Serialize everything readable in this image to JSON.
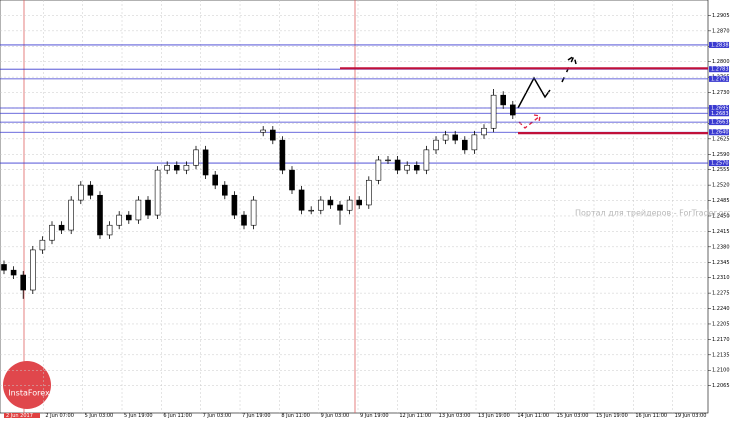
{
  "chart_data": {
    "type": "candlestick",
    "open": [
      1.234,
      1.2327,
      1.2316,
      1.2282,
      1.2373,
      1.2395,
      1.2429,
      1.2418,
      1.2486,
      1.252,
      1.2497,
      1.2407,
      1.2429,
      1.2452,
      1.2441,
      1.2486,
      1.2452,
      1.2554,
      1.2565,
      1.2554,
      1.2565,
      1.26,
      1.2543,
      1.252,
      1.2497,
      1.2452,
      1.2429,
      1.264,
      1.2645,
      1.2622,
      1.2554,
      1.2509,
      1.2463,
      1.2463,
      1.2486,
      1.2475,
      1.2463,
      1.2486,
      1.2475,
      1.2531,
      1.2577,
      1.2577,
      1.2554,
      1.2565,
      1.2554,
      1.26,
      1.2622,
      1.2634,
      1.2622,
      1.26,
      1.2634,
      1.2649,
      1.2724,
      1.2702
    ],
    "high": [
      1.2349,
      1.2336,
      1.2325,
      1.2382,
      1.2404,
      1.2438,
      1.2438,
      1.2495,
      1.2529,
      1.2529,
      1.2506,
      1.2438,
      1.2461,
      1.2461,
      1.2495,
      1.2495,
      1.2563,
      1.2574,
      1.2574,
      1.2574,
      1.2609,
      1.2609,
      1.2552,
      1.2529,
      1.2506,
      1.2461,
      1.2495,
      1.2654,
      1.2654,
      1.2631,
      1.2563,
      1.2518,
      1.2472,
      1.2495,
      1.2495,
      1.2484,
      1.2495,
      1.2495,
      1.254,
      1.2586,
      1.2586,
      1.2586,
      1.2574,
      1.2574,
      1.2609,
      1.2631,
      1.2643,
      1.2643,
      1.2631,
      1.2643,
      1.2658,
      1.2738,
      1.2733,
      1.2711
    ],
    "low": [
      1.2318,
      1.2307,
      1.2262,
      1.2273,
      1.2364,
      1.2386,
      1.2409,
      1.2409,
      1.2477,
      1.2488,
      1.2398,
      1.2398,
      1.242,
      1.2432,
      1.2432,
      1.2443,
      1.2443,
      1.2545,
      1.2545,
      1.2545,
      1.2556,
      1.2534,
      1.2511,
      1.2488,
      1.2443,
      1.242,
      1.242,
      1.2631,
      1.2613,
      1.2545,
      1.25,
      1.2454,
      1.2454,
      1.2454,
      1.2466,
      1.243,
      1.2454,
      1.2466,
      1.2466,
      1.2522,
      1.2568,
      1.2545,
      1.2545,
      1.2545,
      1.2545,
      1.2591,
      1.2613,
      1.2613,
      1.2591,
      1.2591,
      1.2625,
      1.264,
      1.2693,
      1.267
    ],
    "close": [
      1.2327,
      1.2316,
      1.2282,
      1.2373,
      1.2395,
      1.2429,
      1.2418,
      1.2486,
      1.252,
      1.2497,
      1.2407,
      1.2429,
      1.2452,
      1.2441,
      1.2486,
      1.2452,
      1.2554,
      1.2565,
      1.2554,
      1.2565,
      1.26,
      1.2543,
      1.252,
      1.2497,
      1.2452,
      1.2429,
      1.2486,
      1.2645,
      1.2622,
      1.2554,
      1.2509,
      1.2463,
      1.2463,
      1.2486,
      1.2475,
      1.2463,
      1.2486,
      1.2475,
      1.2531,
      1.2577,
      1.2577,
      1.2554,
      1.2565,
      1.2554,
      1.26,
      1.2622,
      1.2634,
      1.2622,
      1.26,
      1.2634,
      1.2649,
      1.2724,
      1.2702,
      1.2679
    ],
    "ylim": [
      1.2003,
      1.294
    ],
    "yticks": [
      1.2065,
      {
        "value": 1.21,
        "label": "1.2100"
      },
      1.2135,
      {
        "value": 1.217,
        "label": "1.2170"
      },
      1.2205,
      {
        "value": 1.224,
        "label": "1.2240"
      },
      1.2275,
      {
        "value": 1.231,
        "label": "1.2310"
      },
      1.2345,
      {
        "value": 1.238,
        "label": "1.2380"
      },
      1.2415,
      {
        "value": 1.245,
        "label": "1.2450"
      },
      1.2485,
      {
        "value": 1.252,
        "label": "1.2520"
      },
      1.2555,
      {
        "value": 1.259,
        "label": "1.2590"
      },
      1.2625,
      {
        "value": 1.266,
        "label": "1.2660"
      },
      1.2695,
      {
        "value": 1.273,
        "label": "1.2730"
      },
      1.2765,
      {
        "value": 1.28,
        "label": "1.2800"
      },
      1.2835,
      {
        "value": 1.287,
        "label": "1.2870"
      },
      1.2905
    ],
    "levels": [
      1.2838,
      1.2783,
      1.2761,
      1.2695,
      1.2683,
      1.2663,
      {
        "value": 1.264,
        "label": "1.2640"
      },
      {
        "value": 1.257,
        "label": "1.2570"
      }
    ],
    "level_color": "#3a3ad0",
    "target_lines": [
      1.2785,
      1.2638
    ],
    "target_color": "#c0103a",
    "grid": true,
    "x_labels": [
      "2 Jun 2017",
      "2 Jun 07:00",
      "5 Jun 03:00",
      "5 Jun 19:00",
      "6 Jun 11:00",
      "7 Jun 03:00",
      "7 Jun 19:00",
      "8 Jun 11:00",
      "9 Jun 03:00",
      "9 Jun 19:00",
      "12 Jun 11:00",
      "13 Jun 03:00",
      "13 Jun 19:00",
      "14 Jun 11:00",
      "15 Jun 03:00",
      "15 Jun 19:00",
      "16 Jun 11:00",
      "19 Jun 03:00"
    ],
    "watermark": "Портал для трейдеров - ForTrader.org",
    "logo": "InstaForex"
  }
}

- [Request] Reproduce the material above in full, exactly, with no images.

- [Output below]
Serialize everything readable in this image to JSON.
{
  "chart_data": {
    "type": "candlestick",
    "open": [
      1.234,
      1.2327,
      1.2316,
      1.2282,
      1.2373,
      1.2395,
      1.2429,
      1.2418,
      1.2486,
      1.252,
      1.2497,
      1.2407,
      1.2429,
      1.2452,
      1.2441,
      1.2486,
      1.2452,
      1.2554,
      1.2565,
      1.2554,
      1.2565,
      1.26,
      1.2543,
      1.252,
      1.2497,
      1.2452,
      1.2429,
      1.264,
      1.2645,
      1.2622,
      1.2554,
      1.2509,
      1.2463,
      1.2463,
      1.2486,
      1.2475,
      1.2463,
      1.2486,
      1.2475,
      1.2531,
      1.2577,
      1.2577,
      1.2554,
      1.2565,
      1.2554,
      1.26,
      1.2622,
      1.2634,
      1.2622,
      1.26,
      1.2634,
      1.2649,
      1.2724,
      1.2702
    ],
    "high": [
      1.2349,
      1.2336,
      1.2325,
      1.2382,
      1.2404,
      1.2438,
      1.2438,
      1.2495,
      1.2529,
      1.2529,
      1.2506,
      1.2438,
      1.2461,
      1.2461,
      1.2495,
      1.2495,
      1.2563,
      1.2574,
      1.2574,
      1.2574,
      1.2609,
      1.2609,
      1.2552,
      1.2529,
      1.2506,
      1.2461,
      1.2495,
      1.2654,
      1.2654,
      1.2631,
      1.2563,
      1.2518,
      1.2472,
      1.2495,
      1.2495,
      1.2484,
      1.2495,
      1.2495,
      1.254,
      1.2586,
      1.2586,
      1.2586,
      1.2574,
      1.2574,
      1.2609,
      1.2631,
      1.2643,
      1.2643,
      1.2631,
      1.2643,
      1.2658,
      1.2738,
      1.2733,
      1.2711
    ],
    "low": [
      1.2318,
      1.2307,
      1.2262,
      1.2273,
      1.2364,
      1.2386,
      1.2409,
      1.2409,
      1.2477,
      1.2488,
      1.2398,
      1.2398,
      1.242,
      1.2432,
      1.2432,
      1.2443,
      1.2443,
      1.2545,
      1.2545,
      1.2545,
      1.2556,
      1.2534,
      1.2511,
      1.2488,
      1.2443,
      1.242,
      1.242,
      1.2631,
      1.2613,
      1.2545,
      1.25,
      1.2454,
      1.2454,
      1.2454,
      1.2466,
      1.243,
      1.2454,
      1.2466,
      1.2466,
      1.2522,
      1.2568,
      1.2545,
      1.2545,
      1.2545,
      1.2545,
      1.2591,
      1.2613,
      1.2613,
      1.2591,
      1.2591,
      1.2625,
      1.264,
      1.2693,
      1.267
    ],
    "close": [
      1.2327,
      1.2316,
      1.2282,
      1.2373,
      1.2395,
      1.2429,
      1.2418,
      1.2486,
      1.252,
      1.2497,
      1.2407,
      1.2429,
      1.2452,
      1.2441,
      1.2486,
      1.2452,
      1.2554,
      1.2565,
      1.2554,
      1.2565,
      1.26,
      1.2543,
      1.252,
      1.2497,
      1.2452,
      1.2429,
      1.2486,
      1.2645,
      1.2622,
      1.2554,
      1.2509,
      1.2463,
      1.2463,
      1.2486,
      1.2475,
      1.2463,
      1.2486,
      1.2475,
      1.2531,
      1.2577,
      1.2577,
      1.2554,
      1.2565,
      1.2554,
      1.26,
      1.2622,
      1.2634,
      1.2622,
      1.26,
      1.2634,
      1.2649,
      1.2724,
      1.2702,
      1.2679
    ],
    "ylim": [
      1.2003,
      1.294
    ],
    "yticks": [
      1.2065,
      {
        "value": 1.21,
        "label": "1.2100"
      },
      1.2135,
      {
        "value": 1.217,
        "label": "1.2170"
      },
      1.2205,
      {
        "value": 1.224,
        "label": "1.2240"
      },
      1.2275,
      {
        "value": 1.231,
        "label": "1.2310"
      },
      1.2345,
      {
        "value": 1.238,
        "label": "1.2380"
      },
      1.2415,
      {
        "value": 1.245,
        "label": "1.2450"
      },
      1.2485,
      {
        "value": 1.252,
        "label": "1.2520"
      },
      1.2555,
      {
        "value": 1.259,
        "label": "1.2590"
      },
      1.2625,
      {
        "value": 1.266,
        "label": "1.2660"
      },
      1.2695,
      {
        "value": 1.273,
        "label": "1.2730"
      },
      1.2765,
      {
        "value": 1.28,
        "label": "1.2800"
      },
      1.2835,
      {
        "value": 1.287,
        "label": "1.2870"
      },
      1.2905
    ],
    "levels": [
      1.2838,
      1.2783,
      1.2761,
      1.2695,
      1.2683,
      1.2663,
      {
        "value": 1.264,
        "label": "1.2640"
      },
      {
        "value": 1.257,
        "label": "1.2570"
      }
    ],
    "level_color": "#3a3ad0",
    "target_lines": [
      1.2785,
      1.2638
    ],
    "target_color": "#c0103a",
    "grid": true,
    "x_labels": [
      "2 Jun 2017",
      "2 Jun 07:00",
      "5 Jun 03:00",
      "5 Jun 19:00",
      "6 Jun 11:00",
      "7 Jun 03:00",
      "7 Jun 19:00",
      "8 Jun 11:00",
      "9 Jun 03:00",
      "9 Jun 19:00",
      "12 Jun 11:00",
      "13 Jun 03:00",
      "13 Jun 19:00",
      "14 Jun 11:00",
      "15 Jun 03:00",
      "15 Jun 19:00",
      "16 Jun 11:00",
      "19 Jun 03:00"
    ],
    "watermark": "Портал для трейдеров - ForTrader.org",
    "logo": "InstaForex"
  }
}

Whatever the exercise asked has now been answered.